West Side Story sempre terá problemas inerentes vindos do quão alheios os criadores originais eram do universo abordado. Se este filme tem uma razão de ser, foi ter eternizado para a tela uma visão bem mais atualizada desta história, tornando-a mais fiel aos seus temas e personagens. Com um ator mais adequado como protagonista, ganharia a força que era imperativa ao casal central, mas que se perdeu. Talvez seja por isso que este seja um filme tão divisivo, não para a crítica em geral, mas para o público. Quem compra a lógica problemática do casal central e toda a estética de musical clássico, abraça o filme em sua totalidade. Os que repelem a dinâmica dos dois, acaba repudiando o filme, ainda que admirem o triunfo técnico que ele é. Spielberg fez o que artistas fazem: apresentar ao mundo uma obra sem concessões e que saia do fundo do seu coração e o represente como artista. Cabe aos corações e mentes do público recebê-lo ou não.

-- COMPLETE O SEGUINTE --
A - Traduza para o inglês esta frase do trecho sobre West Side Story: "Cabe aos corações e mentes do público recebê-lo ou não."
B - Altere as entradas, substituindo "radio-button" por "option-radio" em todas as ocorrências e mantendo todo o resto igual.
O trecho e as entradas não têm relação entre si.

-- ENTRADAS APRESENTADAS --
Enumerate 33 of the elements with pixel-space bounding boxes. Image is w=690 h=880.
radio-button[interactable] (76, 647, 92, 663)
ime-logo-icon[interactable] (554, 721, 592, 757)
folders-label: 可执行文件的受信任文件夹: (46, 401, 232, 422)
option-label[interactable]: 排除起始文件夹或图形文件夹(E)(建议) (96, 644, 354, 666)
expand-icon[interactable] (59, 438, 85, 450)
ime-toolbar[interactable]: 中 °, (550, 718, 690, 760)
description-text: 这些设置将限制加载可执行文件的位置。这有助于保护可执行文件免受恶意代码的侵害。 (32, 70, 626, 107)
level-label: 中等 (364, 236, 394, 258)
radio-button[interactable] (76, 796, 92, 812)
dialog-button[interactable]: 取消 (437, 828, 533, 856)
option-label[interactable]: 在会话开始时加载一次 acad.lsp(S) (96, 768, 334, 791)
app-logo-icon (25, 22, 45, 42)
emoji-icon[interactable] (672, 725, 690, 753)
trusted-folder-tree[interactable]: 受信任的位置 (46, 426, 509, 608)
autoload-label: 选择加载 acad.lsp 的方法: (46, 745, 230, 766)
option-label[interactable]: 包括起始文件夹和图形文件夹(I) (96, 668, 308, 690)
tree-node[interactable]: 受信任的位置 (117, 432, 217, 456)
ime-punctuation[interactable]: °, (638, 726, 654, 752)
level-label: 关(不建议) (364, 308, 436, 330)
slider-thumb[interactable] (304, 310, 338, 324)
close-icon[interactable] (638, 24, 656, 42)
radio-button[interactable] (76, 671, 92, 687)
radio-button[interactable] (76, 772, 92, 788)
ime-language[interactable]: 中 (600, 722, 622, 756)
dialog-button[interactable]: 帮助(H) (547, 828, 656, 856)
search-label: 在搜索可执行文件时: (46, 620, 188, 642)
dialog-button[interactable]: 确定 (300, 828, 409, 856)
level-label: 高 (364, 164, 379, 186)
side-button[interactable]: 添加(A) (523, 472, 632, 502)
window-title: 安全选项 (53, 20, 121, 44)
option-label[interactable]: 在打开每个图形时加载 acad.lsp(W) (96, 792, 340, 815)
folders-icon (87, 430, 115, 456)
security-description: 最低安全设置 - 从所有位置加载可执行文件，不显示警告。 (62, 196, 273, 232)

-- RESPOSTAS DAS TAREFAS --
A - It is up to the hearts and minds of the audience to receive it or not.

B -
Enumerate 33 of the elements with pixel-space bounding boxes. Image is w=690 h=880.
option-radio[interactable] (76, 647, 92, 663)
ime-logo-icon[interactable] (554, 721, 592, 757)
folders-label: 可执行文件的受信任文件夹: (46, 401, 232, 422)
option-label[interactable]: 排除起始文件夹或图形文件夹(E)(建议) (96, 644, 354, 666)
expand-icon[interactable] (59, 438, 85, 450)
ime-toolbar[interactable]: 中 °, (550, 718, 690, 760)
description-text: 这些设置将限制加载可执行文件的位置。这有助于保护可执行文件免受恶意代码的侵害。 (32, 70, 626, 107)
level-label: 中等 (364, 236, 394, 258)
option-radio[interactable] (76, 796, 92, 812)
dialog-button[interactable]: 取消 (437, 828, 533, 856)
option-label[interactable]: 在会话开始时加载一次 acad.lsp(S) (96, 768, 334, 791)
app-logo-icon (25, 22, 45, 42)
emoji-icon[interactable] (672, 725, 690, 753)
trusted-folder-tree[interactable]: 受信任的位置 (46, 426, 509, 608)
autoload-label: 选择加载 acad.lsp 的方法: (46, 745, 230, 766)
option-label[interactable]: 包括起始文件夹和图形文件夹(I) (96, 668, 308, 690)
tree-node[interactable]: 受信任的位置 (117, 432, 217, 456)
ime-punctuation[interactable]: °, (638, 726, 654, 752)
level-label: 关(不建议) (364, 308, 436, 330)
slider-thumb[interactable] (304, 310, 338, 324)
close-icon[interactable] (638, 24, 656, 42)
option-radio[interactable] (76, 671, 92, 687)
option-radio[interactable] (76, 772, 92, 788)
ime-language[interactable]: 中 (600, 722, 622, 756)
dialog-button[interactable]: 帮助(H) (547, 828, 656, 856)
search-label: 在搜索可执行文件时: (46, 620, 188, 642)
dialog-button[interactable]: 确定 (300, 828, 409, 856)
level-label: 高 (364, 164, 379, 186)
side-button[interactable]: 添加(A) (523, 472, 632, 502)
window-title: 安全选项 (53, 20, 121, 44)
option-label[interactable]: 在打开每个图形时加载 acad.lsp(W) (96, 792, 340, 815)
folders-icon (87, 430, 115, 456)
security-description: 最低安全设置 - 从所有位置加载可执行文件，不显示警告。 (62, 196, 273, 232)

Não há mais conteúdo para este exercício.